Show only lines that include "angular".
##############################
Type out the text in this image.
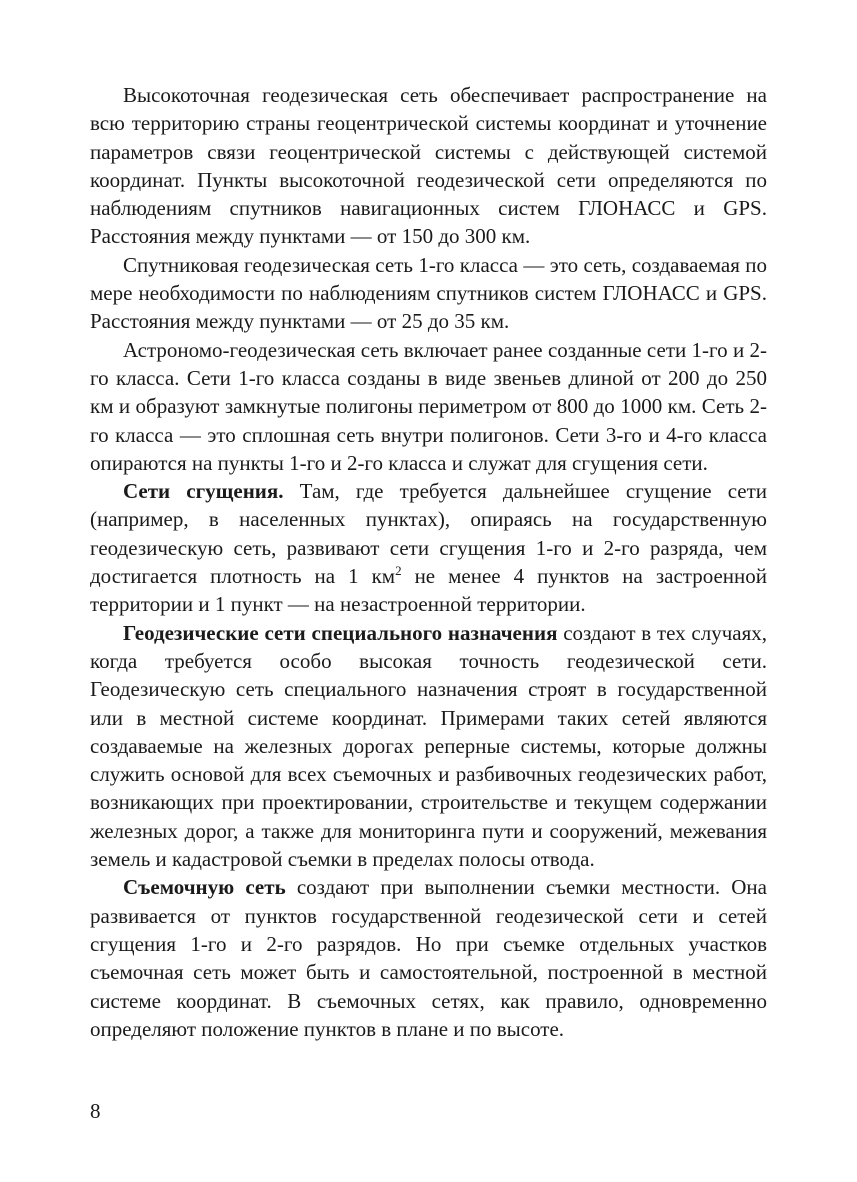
Высокоточная геодезическая сеть обеспечивает распространение на всю территорию страны геоцентрической системы координат и уточнение параметров связи геоцентрической системы с действующей системой координат. Пункты высокоточной геодезической сети определяются по наблюдениям спутников навигационных систем ГЛОНАСС и GPS. Расстояния между пунктами — от 150 до 300 км.

Спутниковая геодезическая сеть 1-го класса — это сеть, создаваемая по мере необходимости по наблюдениям спутников систем ГЛОНАСС и GPS. Расстояния между пунктами — от 25 до 35 км.

Астрономо-геодезическая сеть включает ранее созданные сети 1-го и 2-го класса. Сети 1-го класса созданы в виде звеньев длиной от 200 до 250 км и образуют замкнутые полигоны периметром от 800 до 1000 км. Сеть 2-го класса — это сплошная сеть внутри полигонов. Сети 3-го и 4-го класса опираются на пункты 1-го и 2-го класса и служат для сгущения сети.

Сети сгущения. Там, где требуется дальнейшее сгущение сети (например, в населенных пунктах), опираясь на государственную геодезическую сеть, развивают сети сгущения 1-го и 2-го разряда, чем достигается плотность на 1 $км^2$ не менее 4 пунктов на застроенной территории и 1 пункт — на незастроенной территории.

Геодезические сети специального назначения создают в тех случаях, когда требуется особо высокая точность геодезической сети. Геодезическую сеть специального назначения строят в государственной или в местной системе координат. Примерами таких сетей являются создаваемые на железных дорогах реперные системы, которые должны служить основой для всех съемочных и разбивочных геодезических работ, возникающих при проектировании, строительстве и текущем содержании железных дорог, а также для мониторинга пути и сооружений, межевания земель и кадастровой съемки в пределах полосы отвода.

Съемочную сеть создают при выполнении съемки местности. Она развивается от пунктов государственной геодезической сети и сетей сгущения 1-го и 2-го разрядов. Но при съемке отдельных участков съемочная сеть может быть и самостоятельной, построенной в местной системе координат. В съемочных сетях, как правило, одновременно определяют положение пунктов в плане и по высоте.

8
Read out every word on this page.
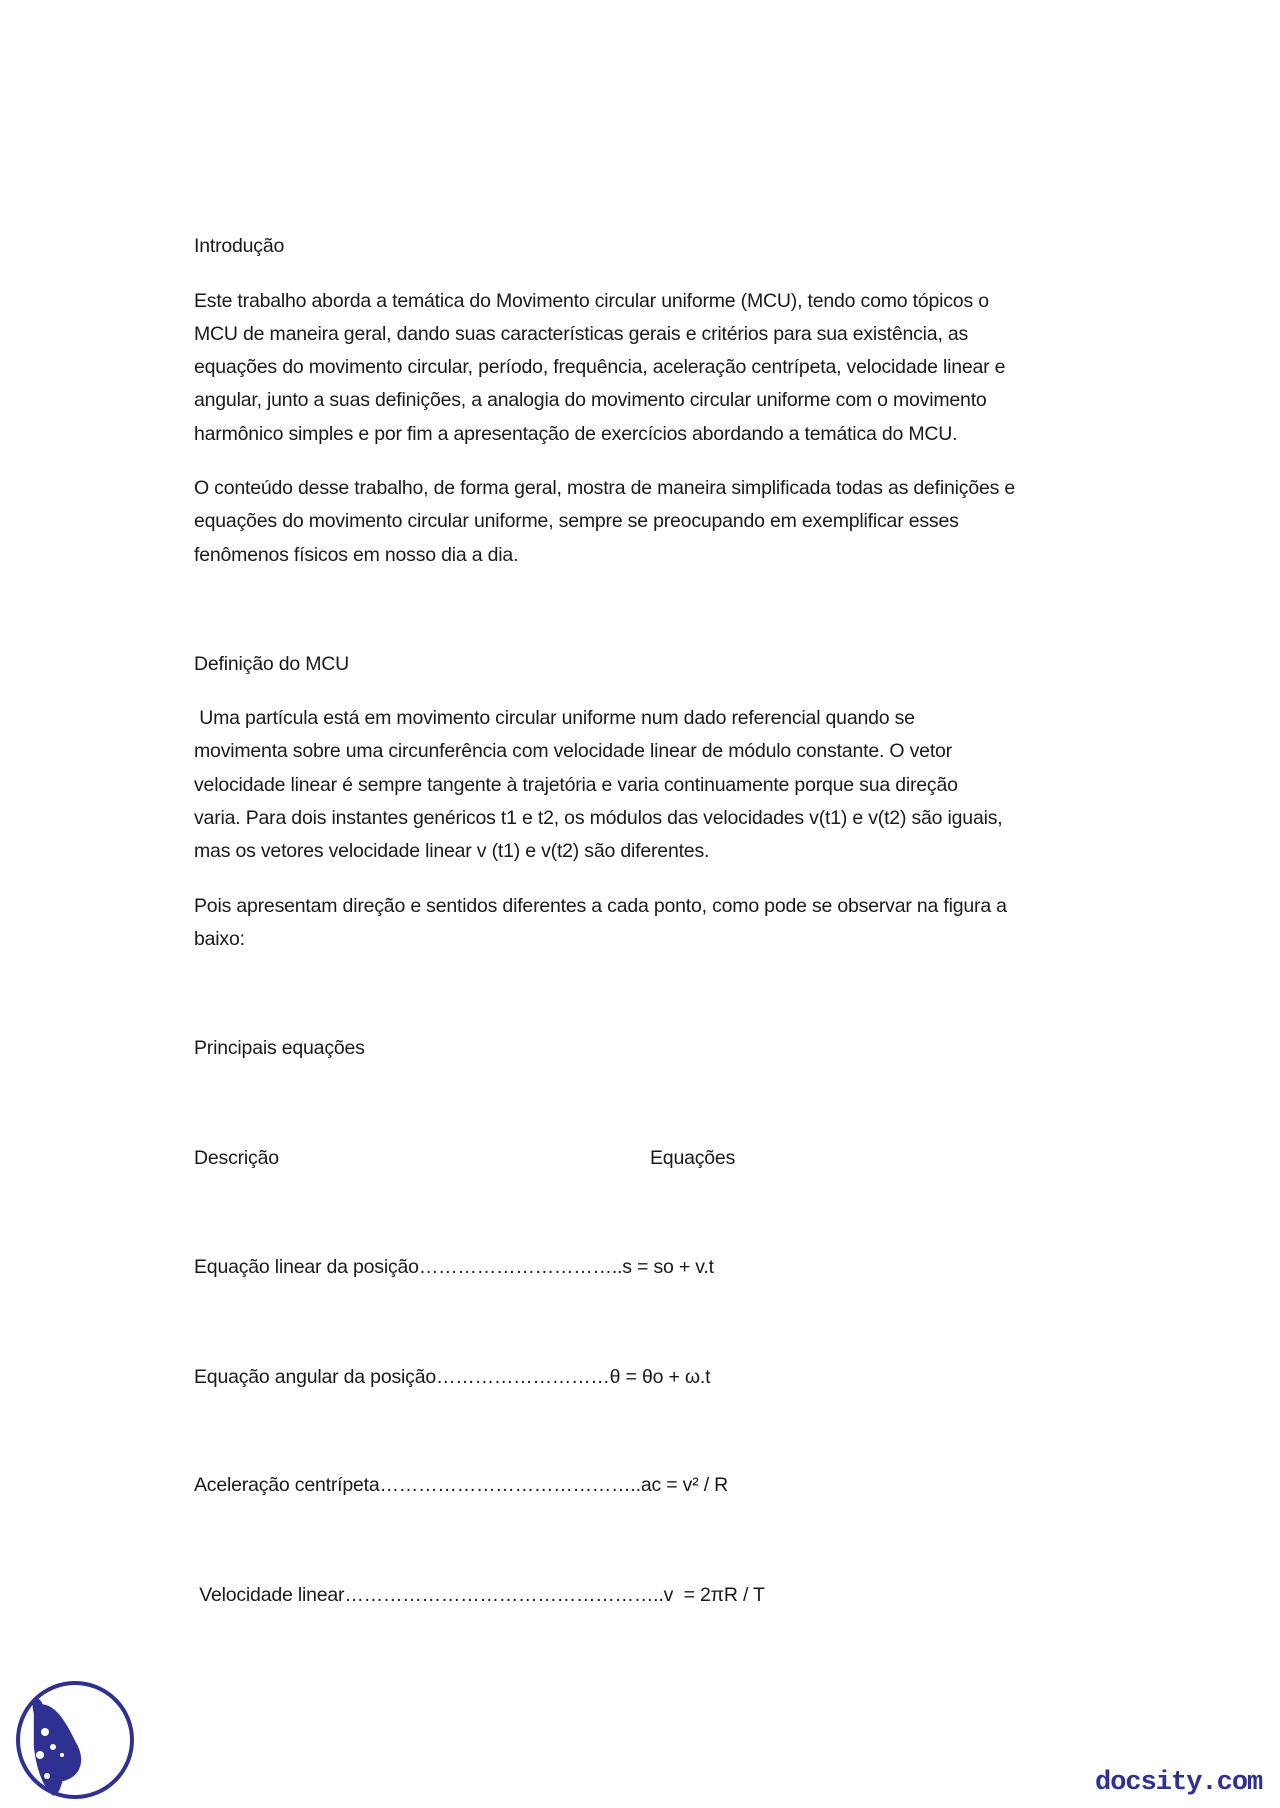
Introdução
Este trabalho aborda a temática do Movimento circular uniforme (MCU), tendo como tópicos o
MCU de maneira geral, dando suas características gerais e critérios para sua existência, as
equações do movimento circular, período, frequência, aceleração centrípeta, velocidade linear e
angular, junto a suas definições, a analogia do movimento circular uniforme com o movimento
harmônico simples e por fim a apresentação de exercícios abordando a temática do MCU.
O conteúdo desse trabalho, de forma geral, mostra de maneira simplificada todas as definições e
equações do movimento circular uniforme, sempre se preocupando em exemplificar esses
fenômenos físicos em nosso dia a dia.
Definição do MCU
Uma partícula está em movimento circular uniforme num dado referencial quando se
movimenta sobre uma circunferência com velocidade linear de módulo constante. O vetor
velocidade linear é sempre tangente à trajetória e varia continuamente porque sua direção
varia. Para dois instantes genéricos t1 e t2, os módulos das velocidades v(t1) e v(t2) são iguais,
mas os vetores velocidade linear v (t1) e v(t2) são diferentes.
Pois apresentam direção e sentidos diferentes a cada ponto, como pode se observar na figura a
baixo:
Principais equações
Descrição	Equações
Equação linear da posição…………………………..s = so + v.t
Equação angular da posição………………………θ = θo + ω.t
Aceleração centrípeta…………………………………..ac = v² / R
Velocidade linear…………………………………………..v  = 2πR / T
docsity.com
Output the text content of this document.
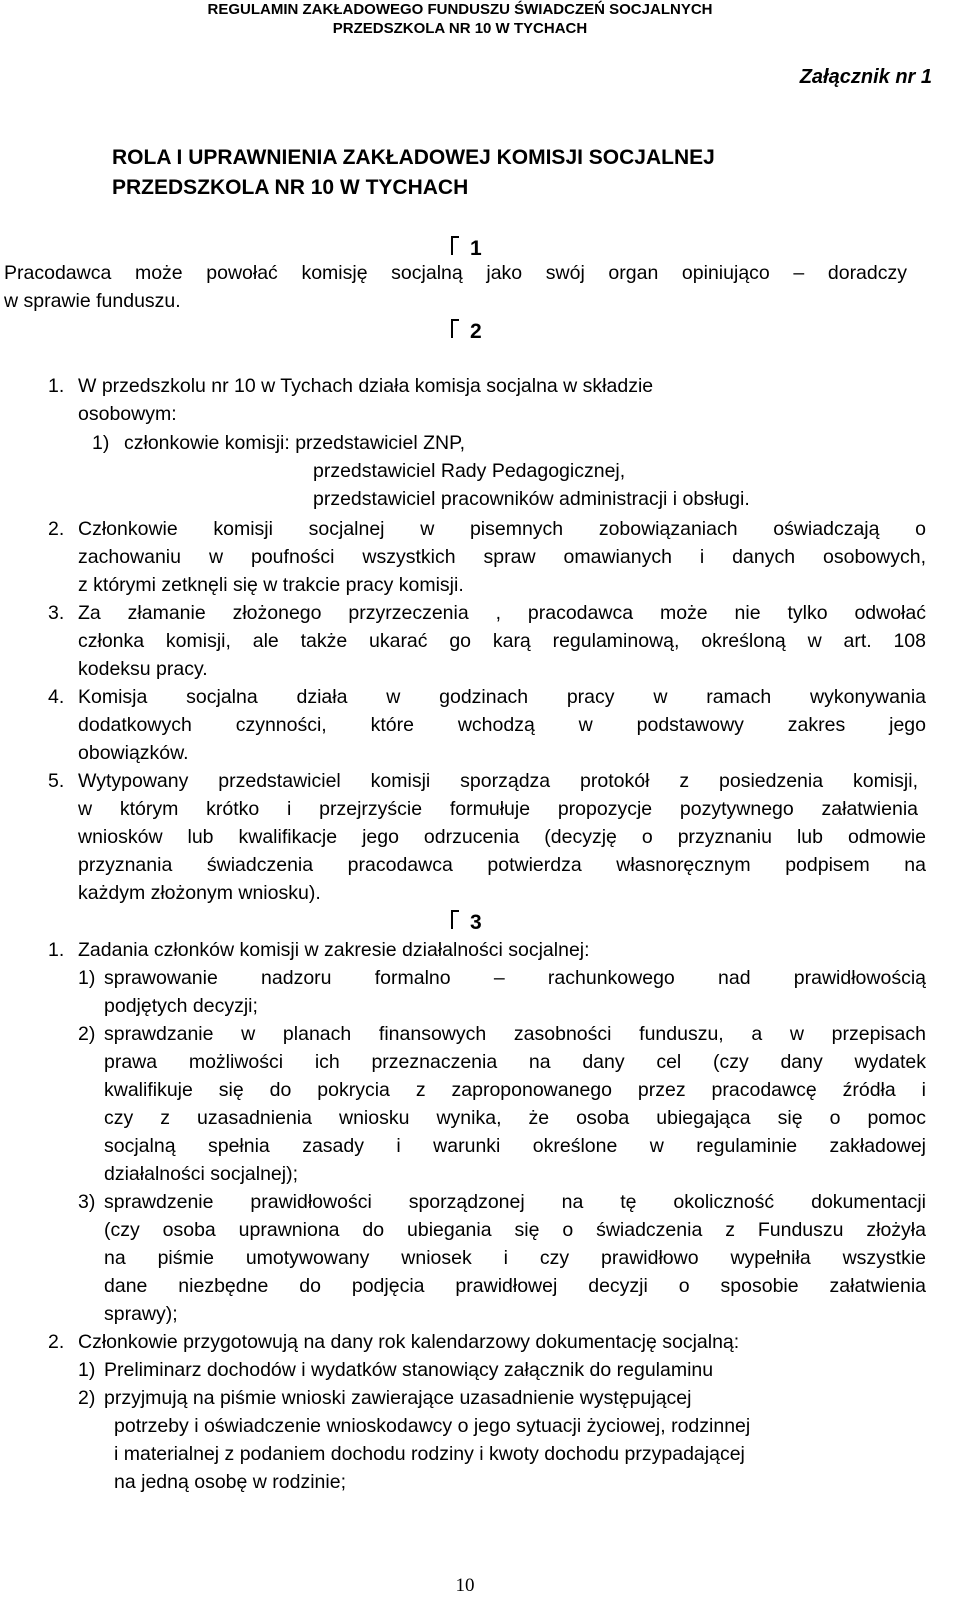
REGULAMIN ZAKŁADOWEGO FUNDUSZU ŚWIADCZEŃ SOCJALNYCH
PRZEDSZKOLA NR 10 W TYCHACH
Załącznik nr 1
ROLA I UPRAWNIENIA ZAKŁADOWEJ KOMISJI SOCJALNEJ
PRZEDSZKOLA NR 10 W TYCHACH
1
Pracodawca może powołać komisję socjalną jako swój organ opiniująco – doradczy
w sprawie funduszu.
2
1. W przedszkolu nr 10 w Tychach działa komisja socjalna w składzie
osobowym:
1) członkowie komisji: przedstawiciel ZNP,
przedstawiciel Rady Pedagogicznej,
przedstawiciel pracowników administracji i obsługi.
2. Członkowie komisji socjalnej w pisemnych zobowiązaniach oświadczają o
zachowaniu w poufności wszystkich spraw omawianych i danych osobowych,
z którymi zetknęli się w trakcie pracy komisji.
3. Za złamanie złożonego przyrzeczenia , pracodawca może nie tylko odwołać
członka komisji, ale także ukarać go karą regulaminową, określoną w art. 108
kodeksu pracy.
4. Komisja socjalna działa w godzinach pracy w ramach wykonywania
dodatkowych czynności, które wchodzą w podstawowy zakres jego
obowiązków.
5. Wytypowany przedstawiciel komisji sporządza protokół z posiedzenia komisji,
w którym krótko i przejrzyście formułuje propozycje pozytywnego załatwienia
wniosków lub kwalifikacje jego odrzucenia (decyzję o przyznaniu lub odmowie
przyznania świadczenia pracodawca potwierdza własnoręcznym podpisem na
każdym złożonym wniosku).
3
1. Zadania członków komisji w zakresie działalności socjalnej:
1) sprawowanie nadzoru formalno – rachunkowego nad prawidłowością
podjętych decyzji;
2) sprawdzanie w planach finansowych zasobności funduszu, a w przepisach
prawa możliwości ich przeznaczenia na dany cel (czy dany wydatek
kwalifikuje się do pokrycia z zaproponowanego przez pracodawcę źródła i
czy z uzasadnienia wniosku wynika, że osoba ubiegająca się o pomoc
socjalną spełnia zasady i warunki określone w regulaminie zakładowej
działalności socjalnej);
3) sprawdzenie prawidłowości sporządzonej na tę okoliczność dokumentacji
(czy osoba uprawniona do ubiegania się o świadczenia z Funduszu złożyła
na piśmie umotywowany wniosek i czy prawidłowo wypełniła wszystkie
dane niezbędne do podjęcia prawidłowej decyzji o sposobie załatwienia
sprawy);
2. Członkowie przygotowują na dany rok kalendarzowy dokumentację socjalną:
1) Preliminarz dochodów i wydatków stanowiący załącznik do regulaminu
2) przyjmują na piśmie wnioski zawierające uzasadnienie występującej
potrzeby i oświadczenie wnioskodawcy o jego sytuacji życiowej, rodzinnej
i materialnej z podaniem dochodu rodziny i kwoty dochodu przypadającej
na jedną osobę w rodzinie;
10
##############################
*Answer to the problem*:
angular, junto a suas definições, a analogia do movimento circular uniforme com o movimento
Equação angular da posição………………………θ = θo + ω.t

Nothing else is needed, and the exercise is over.